(Extracted data entries)
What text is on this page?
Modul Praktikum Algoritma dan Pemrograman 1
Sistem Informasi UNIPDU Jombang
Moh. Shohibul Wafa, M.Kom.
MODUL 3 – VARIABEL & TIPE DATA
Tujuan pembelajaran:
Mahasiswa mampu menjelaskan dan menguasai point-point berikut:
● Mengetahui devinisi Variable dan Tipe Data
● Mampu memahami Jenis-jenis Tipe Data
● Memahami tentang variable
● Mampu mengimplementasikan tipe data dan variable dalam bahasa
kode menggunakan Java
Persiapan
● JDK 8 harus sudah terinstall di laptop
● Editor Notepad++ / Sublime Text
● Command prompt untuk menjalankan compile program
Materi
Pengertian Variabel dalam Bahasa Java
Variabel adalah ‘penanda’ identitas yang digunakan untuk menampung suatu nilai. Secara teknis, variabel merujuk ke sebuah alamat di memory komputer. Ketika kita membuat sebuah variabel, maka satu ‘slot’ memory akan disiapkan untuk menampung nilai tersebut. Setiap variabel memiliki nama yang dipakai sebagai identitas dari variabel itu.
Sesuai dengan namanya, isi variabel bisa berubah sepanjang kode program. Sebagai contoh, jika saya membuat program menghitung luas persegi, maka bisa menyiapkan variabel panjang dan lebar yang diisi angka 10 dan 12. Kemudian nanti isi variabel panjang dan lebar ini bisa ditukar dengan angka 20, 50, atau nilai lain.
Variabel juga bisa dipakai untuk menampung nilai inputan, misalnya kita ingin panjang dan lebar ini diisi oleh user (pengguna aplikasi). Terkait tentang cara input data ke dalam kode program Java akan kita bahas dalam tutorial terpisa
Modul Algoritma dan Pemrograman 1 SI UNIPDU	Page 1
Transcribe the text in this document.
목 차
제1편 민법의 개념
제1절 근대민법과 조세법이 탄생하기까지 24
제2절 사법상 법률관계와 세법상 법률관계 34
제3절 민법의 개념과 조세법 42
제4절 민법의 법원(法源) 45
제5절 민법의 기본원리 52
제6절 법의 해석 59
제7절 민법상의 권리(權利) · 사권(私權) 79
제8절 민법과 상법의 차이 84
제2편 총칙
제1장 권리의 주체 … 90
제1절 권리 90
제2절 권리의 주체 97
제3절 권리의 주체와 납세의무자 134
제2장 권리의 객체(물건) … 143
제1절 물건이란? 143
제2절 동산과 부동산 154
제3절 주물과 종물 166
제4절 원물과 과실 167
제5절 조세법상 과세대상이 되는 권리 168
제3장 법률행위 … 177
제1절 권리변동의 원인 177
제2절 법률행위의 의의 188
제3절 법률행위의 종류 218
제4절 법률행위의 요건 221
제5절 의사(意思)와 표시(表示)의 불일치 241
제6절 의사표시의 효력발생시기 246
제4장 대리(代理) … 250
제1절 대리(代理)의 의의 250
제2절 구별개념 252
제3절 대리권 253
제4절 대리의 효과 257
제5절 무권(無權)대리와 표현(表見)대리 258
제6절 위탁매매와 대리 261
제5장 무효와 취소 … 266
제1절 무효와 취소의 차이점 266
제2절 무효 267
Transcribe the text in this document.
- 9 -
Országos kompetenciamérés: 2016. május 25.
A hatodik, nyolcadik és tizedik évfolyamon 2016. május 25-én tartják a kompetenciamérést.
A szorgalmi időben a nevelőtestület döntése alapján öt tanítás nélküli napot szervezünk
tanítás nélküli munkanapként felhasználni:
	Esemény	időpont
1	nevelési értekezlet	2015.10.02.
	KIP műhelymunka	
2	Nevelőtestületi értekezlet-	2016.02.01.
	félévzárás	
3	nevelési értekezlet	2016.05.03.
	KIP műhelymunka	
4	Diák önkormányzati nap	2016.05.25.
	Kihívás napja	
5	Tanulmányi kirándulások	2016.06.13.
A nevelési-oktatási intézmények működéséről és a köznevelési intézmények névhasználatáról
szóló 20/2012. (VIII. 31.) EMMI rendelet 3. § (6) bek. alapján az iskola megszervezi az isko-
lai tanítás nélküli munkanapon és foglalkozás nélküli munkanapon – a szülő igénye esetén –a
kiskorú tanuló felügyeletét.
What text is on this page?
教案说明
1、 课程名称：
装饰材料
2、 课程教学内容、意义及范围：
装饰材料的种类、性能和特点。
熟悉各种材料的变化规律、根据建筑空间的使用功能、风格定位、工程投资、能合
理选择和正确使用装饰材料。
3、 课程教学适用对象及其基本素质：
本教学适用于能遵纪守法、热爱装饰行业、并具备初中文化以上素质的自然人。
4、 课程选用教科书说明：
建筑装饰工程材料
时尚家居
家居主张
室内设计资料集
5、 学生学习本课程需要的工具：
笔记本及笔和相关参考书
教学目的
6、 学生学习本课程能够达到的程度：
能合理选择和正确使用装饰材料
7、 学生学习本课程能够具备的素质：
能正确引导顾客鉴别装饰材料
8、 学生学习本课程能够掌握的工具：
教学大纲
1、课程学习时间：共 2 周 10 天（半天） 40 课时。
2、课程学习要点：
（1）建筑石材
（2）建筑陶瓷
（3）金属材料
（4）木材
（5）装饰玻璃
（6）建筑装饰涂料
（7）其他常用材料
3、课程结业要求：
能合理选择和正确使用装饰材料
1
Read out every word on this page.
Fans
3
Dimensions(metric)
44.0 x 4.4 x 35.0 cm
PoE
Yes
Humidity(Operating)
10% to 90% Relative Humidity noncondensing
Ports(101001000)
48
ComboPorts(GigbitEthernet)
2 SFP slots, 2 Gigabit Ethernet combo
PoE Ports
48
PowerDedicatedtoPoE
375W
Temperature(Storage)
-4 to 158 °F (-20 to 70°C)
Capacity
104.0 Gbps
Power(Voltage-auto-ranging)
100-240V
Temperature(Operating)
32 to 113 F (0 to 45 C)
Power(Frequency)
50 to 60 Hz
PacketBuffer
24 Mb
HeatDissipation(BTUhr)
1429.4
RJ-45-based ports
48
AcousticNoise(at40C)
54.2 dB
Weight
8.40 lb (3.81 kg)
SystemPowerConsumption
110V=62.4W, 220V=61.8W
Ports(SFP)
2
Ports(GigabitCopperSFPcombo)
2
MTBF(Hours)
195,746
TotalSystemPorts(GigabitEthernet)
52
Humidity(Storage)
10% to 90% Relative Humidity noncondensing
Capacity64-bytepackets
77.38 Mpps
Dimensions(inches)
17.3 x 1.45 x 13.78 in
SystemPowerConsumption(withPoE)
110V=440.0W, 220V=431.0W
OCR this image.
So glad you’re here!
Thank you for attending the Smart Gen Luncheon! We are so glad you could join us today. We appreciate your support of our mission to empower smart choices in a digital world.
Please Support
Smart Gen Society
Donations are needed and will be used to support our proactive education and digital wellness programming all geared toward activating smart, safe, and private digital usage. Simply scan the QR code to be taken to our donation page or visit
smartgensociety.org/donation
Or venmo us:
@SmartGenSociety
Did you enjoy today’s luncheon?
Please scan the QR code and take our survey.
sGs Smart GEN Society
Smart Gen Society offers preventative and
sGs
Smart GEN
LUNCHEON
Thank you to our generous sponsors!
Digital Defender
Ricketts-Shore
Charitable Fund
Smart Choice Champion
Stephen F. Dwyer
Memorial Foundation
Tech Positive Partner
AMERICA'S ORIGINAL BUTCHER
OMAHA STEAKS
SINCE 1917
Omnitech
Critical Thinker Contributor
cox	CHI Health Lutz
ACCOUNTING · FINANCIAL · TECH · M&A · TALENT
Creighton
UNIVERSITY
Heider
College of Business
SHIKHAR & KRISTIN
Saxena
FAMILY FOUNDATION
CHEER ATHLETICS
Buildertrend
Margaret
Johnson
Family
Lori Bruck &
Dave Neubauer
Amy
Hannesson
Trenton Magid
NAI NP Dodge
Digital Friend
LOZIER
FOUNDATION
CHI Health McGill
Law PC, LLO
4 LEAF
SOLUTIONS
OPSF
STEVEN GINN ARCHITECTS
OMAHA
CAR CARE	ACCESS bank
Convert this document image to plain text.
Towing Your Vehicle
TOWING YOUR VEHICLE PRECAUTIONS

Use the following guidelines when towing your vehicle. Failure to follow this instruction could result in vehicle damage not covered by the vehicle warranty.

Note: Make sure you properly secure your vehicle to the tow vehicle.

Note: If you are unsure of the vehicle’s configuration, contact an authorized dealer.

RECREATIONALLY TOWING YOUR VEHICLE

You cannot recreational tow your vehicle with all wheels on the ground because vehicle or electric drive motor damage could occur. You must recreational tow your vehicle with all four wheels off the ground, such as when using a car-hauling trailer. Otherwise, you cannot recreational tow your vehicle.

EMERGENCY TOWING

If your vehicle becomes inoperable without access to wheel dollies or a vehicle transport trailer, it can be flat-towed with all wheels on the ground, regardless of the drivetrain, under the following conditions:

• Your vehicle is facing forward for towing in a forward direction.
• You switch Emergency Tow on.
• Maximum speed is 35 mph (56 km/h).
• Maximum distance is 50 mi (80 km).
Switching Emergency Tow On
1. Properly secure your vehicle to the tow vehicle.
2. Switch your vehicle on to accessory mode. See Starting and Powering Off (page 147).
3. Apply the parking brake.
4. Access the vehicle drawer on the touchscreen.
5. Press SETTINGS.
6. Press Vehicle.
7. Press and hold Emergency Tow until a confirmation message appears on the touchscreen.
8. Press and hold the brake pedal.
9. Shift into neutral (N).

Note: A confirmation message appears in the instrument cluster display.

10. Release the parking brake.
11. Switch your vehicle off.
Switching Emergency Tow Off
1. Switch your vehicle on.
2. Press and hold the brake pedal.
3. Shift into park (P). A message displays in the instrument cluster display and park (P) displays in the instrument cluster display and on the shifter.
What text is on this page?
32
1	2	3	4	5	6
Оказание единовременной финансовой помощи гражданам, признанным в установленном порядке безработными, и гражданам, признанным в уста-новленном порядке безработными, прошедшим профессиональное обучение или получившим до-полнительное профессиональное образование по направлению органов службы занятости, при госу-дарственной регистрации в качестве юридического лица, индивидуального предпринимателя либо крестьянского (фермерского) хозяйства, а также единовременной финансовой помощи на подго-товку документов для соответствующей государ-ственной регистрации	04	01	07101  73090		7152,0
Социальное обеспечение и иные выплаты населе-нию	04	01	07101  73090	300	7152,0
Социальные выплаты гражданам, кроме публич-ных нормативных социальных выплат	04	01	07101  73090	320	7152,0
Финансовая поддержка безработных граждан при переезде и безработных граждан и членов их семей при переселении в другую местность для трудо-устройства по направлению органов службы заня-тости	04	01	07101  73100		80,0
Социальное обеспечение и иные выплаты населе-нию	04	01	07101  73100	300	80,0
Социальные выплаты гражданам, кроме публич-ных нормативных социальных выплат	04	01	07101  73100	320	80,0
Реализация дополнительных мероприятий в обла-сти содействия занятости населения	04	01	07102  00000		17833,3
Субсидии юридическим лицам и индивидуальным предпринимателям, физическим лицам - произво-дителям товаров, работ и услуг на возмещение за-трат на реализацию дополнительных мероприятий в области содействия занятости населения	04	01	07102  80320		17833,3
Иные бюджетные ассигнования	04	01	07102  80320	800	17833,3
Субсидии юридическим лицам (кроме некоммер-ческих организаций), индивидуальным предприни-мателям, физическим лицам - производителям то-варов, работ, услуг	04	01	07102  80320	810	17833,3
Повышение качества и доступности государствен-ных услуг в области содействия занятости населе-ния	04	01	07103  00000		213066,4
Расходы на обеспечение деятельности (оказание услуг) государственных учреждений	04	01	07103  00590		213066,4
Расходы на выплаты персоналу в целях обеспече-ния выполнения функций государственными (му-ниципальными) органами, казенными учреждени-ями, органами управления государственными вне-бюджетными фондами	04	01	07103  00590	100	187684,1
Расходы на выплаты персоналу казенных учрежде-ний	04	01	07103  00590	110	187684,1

**Exercise:**
Above are the records. Identify each line that contains the word "lebar".

**Written solution:**
Sesuai dengan namanya, isi variabel bisa berubah sepanjang kode program. Sebagai contoh, jika saya membuat program menghitung luas persegi, maka bisa menyiapkan variabel panjang dan lebar yang diisi angka 10 dan 12. Kemudian nanti isi variabel panjang dan lebar ini bisa ditukar dengan angka 20, 50, atau nilai lain.
Variabel juga bisa dipakai untuk menampung nilai inputan, misalnya kita ingin panjang dan lebar ini diisi oleh user (pengguna aplikasi). Terkait tentang cara input data ke dalam kode program Java akan kita bahas dalam tutorial terpisa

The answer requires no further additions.